Check every line of the entries below for the word "xlabel", and copy the ones that have it.

-- Start of GIVEN RECORDS --

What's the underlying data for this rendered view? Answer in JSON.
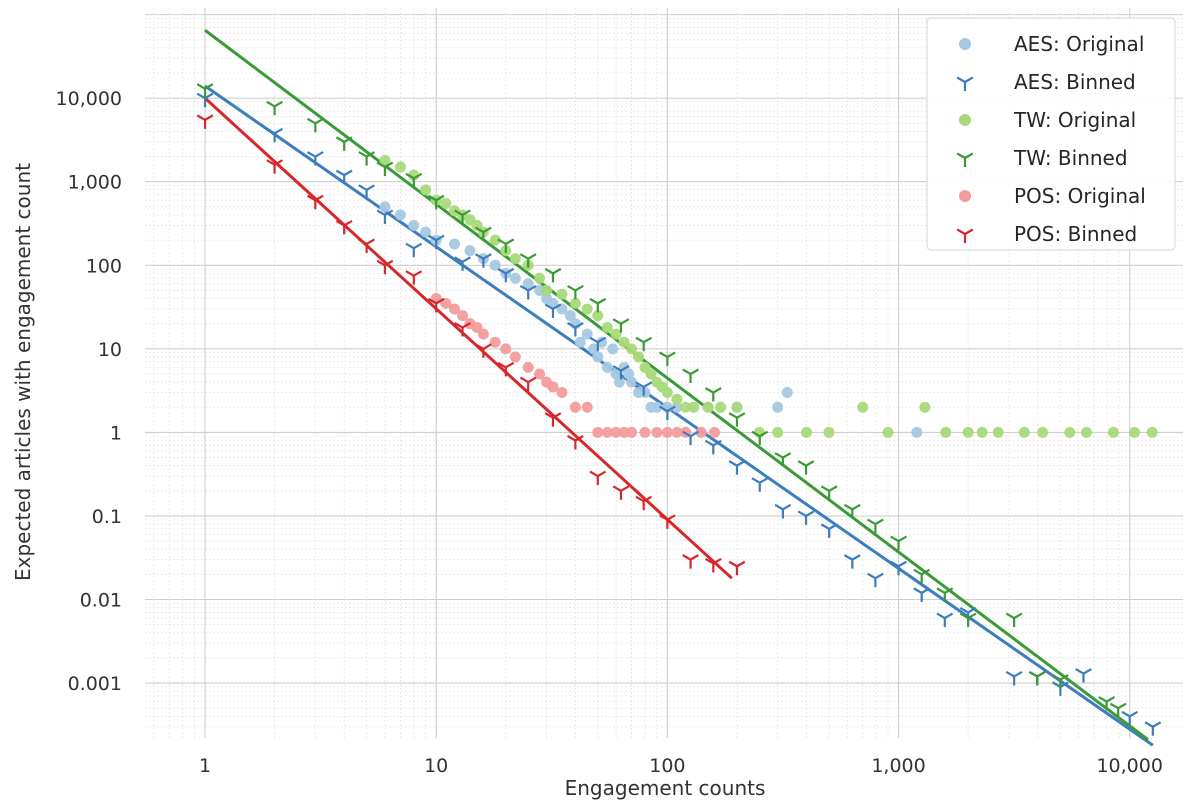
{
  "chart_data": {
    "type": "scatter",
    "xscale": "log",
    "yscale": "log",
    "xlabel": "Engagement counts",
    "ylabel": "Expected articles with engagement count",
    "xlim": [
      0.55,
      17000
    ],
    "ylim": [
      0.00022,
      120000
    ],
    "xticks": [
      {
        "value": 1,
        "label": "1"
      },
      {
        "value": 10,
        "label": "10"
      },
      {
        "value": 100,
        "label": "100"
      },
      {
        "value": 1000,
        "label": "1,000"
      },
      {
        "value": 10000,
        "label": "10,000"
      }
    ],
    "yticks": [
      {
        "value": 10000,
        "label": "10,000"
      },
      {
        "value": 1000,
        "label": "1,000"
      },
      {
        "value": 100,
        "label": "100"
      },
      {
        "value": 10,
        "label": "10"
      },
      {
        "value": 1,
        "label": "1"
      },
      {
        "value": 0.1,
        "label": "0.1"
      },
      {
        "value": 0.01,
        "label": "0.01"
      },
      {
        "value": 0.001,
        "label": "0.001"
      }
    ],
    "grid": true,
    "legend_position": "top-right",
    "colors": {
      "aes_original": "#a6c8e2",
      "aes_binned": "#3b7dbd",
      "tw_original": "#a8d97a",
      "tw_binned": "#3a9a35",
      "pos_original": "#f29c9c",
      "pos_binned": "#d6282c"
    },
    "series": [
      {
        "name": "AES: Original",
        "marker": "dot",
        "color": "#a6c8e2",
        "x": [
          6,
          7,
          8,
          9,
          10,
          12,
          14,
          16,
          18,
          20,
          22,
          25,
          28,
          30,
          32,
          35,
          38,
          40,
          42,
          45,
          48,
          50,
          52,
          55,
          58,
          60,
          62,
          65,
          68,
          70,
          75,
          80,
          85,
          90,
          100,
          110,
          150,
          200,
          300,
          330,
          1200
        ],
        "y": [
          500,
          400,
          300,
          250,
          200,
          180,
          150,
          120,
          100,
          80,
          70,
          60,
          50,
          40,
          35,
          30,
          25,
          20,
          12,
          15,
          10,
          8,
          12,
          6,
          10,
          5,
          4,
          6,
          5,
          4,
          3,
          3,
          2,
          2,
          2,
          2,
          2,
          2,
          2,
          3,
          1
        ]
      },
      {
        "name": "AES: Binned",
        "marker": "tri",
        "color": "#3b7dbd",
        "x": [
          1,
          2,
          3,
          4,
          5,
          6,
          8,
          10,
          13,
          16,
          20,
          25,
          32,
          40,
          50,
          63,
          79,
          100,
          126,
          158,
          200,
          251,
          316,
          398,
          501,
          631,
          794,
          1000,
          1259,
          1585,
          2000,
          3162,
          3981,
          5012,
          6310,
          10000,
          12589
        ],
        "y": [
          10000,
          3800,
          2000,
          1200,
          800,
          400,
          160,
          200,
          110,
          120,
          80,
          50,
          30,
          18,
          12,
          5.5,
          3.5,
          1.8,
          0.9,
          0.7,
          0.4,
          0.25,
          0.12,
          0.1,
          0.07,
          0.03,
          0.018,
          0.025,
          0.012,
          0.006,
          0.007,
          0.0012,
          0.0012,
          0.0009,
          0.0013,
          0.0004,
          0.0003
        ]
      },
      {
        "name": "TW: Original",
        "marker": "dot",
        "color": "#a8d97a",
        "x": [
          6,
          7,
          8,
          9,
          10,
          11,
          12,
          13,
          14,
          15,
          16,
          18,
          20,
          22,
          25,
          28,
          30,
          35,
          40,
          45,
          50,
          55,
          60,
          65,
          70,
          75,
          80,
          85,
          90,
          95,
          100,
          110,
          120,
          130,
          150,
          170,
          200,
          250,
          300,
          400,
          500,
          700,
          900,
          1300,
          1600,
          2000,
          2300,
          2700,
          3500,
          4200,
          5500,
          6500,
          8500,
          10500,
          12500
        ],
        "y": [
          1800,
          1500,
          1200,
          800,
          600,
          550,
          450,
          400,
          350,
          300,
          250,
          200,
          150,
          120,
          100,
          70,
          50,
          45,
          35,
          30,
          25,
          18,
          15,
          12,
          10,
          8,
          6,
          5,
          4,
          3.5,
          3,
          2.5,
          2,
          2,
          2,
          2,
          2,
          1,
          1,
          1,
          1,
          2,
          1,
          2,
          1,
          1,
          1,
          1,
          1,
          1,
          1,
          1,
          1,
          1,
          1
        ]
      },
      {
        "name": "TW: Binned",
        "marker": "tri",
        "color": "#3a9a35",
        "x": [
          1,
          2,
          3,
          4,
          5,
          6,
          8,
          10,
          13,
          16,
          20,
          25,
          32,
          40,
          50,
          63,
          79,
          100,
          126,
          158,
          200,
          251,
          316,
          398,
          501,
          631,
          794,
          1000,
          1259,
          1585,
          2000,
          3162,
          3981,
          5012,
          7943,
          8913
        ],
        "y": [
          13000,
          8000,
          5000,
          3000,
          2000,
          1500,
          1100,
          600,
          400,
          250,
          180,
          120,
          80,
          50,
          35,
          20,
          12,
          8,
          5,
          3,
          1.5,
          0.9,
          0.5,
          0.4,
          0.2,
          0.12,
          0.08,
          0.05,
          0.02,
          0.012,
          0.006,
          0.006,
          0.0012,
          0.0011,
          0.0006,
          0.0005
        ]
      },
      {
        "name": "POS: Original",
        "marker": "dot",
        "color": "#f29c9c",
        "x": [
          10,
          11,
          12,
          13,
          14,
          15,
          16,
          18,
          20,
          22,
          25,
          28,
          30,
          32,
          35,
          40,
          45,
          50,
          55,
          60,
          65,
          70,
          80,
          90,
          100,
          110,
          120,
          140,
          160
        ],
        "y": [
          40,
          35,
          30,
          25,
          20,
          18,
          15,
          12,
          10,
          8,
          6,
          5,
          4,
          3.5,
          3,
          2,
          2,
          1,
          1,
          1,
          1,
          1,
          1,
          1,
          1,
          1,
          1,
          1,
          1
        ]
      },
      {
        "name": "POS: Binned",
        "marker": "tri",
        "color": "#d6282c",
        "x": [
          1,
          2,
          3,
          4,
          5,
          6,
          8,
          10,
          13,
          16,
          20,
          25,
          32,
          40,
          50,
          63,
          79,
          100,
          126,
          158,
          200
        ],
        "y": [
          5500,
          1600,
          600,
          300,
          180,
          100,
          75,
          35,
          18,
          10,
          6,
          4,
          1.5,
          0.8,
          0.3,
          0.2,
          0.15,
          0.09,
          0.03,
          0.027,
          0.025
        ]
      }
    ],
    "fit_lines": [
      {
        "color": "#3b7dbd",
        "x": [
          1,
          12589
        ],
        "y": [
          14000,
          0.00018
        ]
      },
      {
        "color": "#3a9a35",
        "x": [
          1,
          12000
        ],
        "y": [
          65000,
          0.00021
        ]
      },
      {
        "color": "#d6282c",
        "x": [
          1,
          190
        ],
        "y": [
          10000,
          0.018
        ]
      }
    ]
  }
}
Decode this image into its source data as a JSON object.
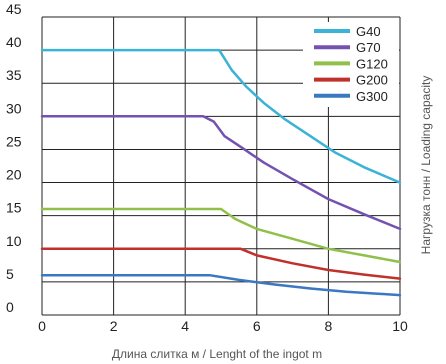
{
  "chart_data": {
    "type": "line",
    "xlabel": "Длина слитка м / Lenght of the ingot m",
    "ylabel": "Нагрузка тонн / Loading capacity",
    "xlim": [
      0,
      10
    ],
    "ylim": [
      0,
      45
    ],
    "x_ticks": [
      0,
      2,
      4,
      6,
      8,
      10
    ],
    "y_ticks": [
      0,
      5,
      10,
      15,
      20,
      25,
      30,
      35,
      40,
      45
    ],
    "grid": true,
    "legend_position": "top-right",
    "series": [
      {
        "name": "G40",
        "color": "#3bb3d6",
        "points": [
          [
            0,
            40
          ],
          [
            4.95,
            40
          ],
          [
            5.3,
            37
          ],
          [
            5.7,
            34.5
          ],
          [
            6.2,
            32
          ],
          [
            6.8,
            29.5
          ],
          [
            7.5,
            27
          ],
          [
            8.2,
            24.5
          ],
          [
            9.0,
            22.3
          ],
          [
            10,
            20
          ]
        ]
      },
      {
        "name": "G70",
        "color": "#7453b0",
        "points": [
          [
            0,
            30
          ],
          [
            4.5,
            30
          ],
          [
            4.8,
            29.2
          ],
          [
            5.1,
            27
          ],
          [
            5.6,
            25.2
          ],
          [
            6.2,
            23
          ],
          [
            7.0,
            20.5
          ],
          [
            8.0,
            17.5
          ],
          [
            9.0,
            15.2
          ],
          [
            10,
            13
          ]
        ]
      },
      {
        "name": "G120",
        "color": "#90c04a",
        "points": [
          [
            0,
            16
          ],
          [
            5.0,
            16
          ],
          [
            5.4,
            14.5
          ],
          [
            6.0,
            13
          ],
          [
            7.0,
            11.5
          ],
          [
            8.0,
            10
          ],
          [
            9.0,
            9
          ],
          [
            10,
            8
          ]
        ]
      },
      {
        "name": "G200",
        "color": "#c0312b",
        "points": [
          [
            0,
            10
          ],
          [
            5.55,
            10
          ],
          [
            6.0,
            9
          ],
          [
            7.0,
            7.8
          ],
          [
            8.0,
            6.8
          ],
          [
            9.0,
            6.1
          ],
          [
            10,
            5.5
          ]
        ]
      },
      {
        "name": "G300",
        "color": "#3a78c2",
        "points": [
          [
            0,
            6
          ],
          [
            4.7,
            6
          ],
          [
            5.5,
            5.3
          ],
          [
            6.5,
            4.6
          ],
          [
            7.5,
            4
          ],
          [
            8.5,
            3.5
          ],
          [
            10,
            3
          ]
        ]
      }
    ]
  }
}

-- End of GIVEN RECORDS --

▸ SOLUTION BELOW
    "xlabel": "Engagement counts",
    "xlabel": "Длина слитка м / Lenght of the ingot m",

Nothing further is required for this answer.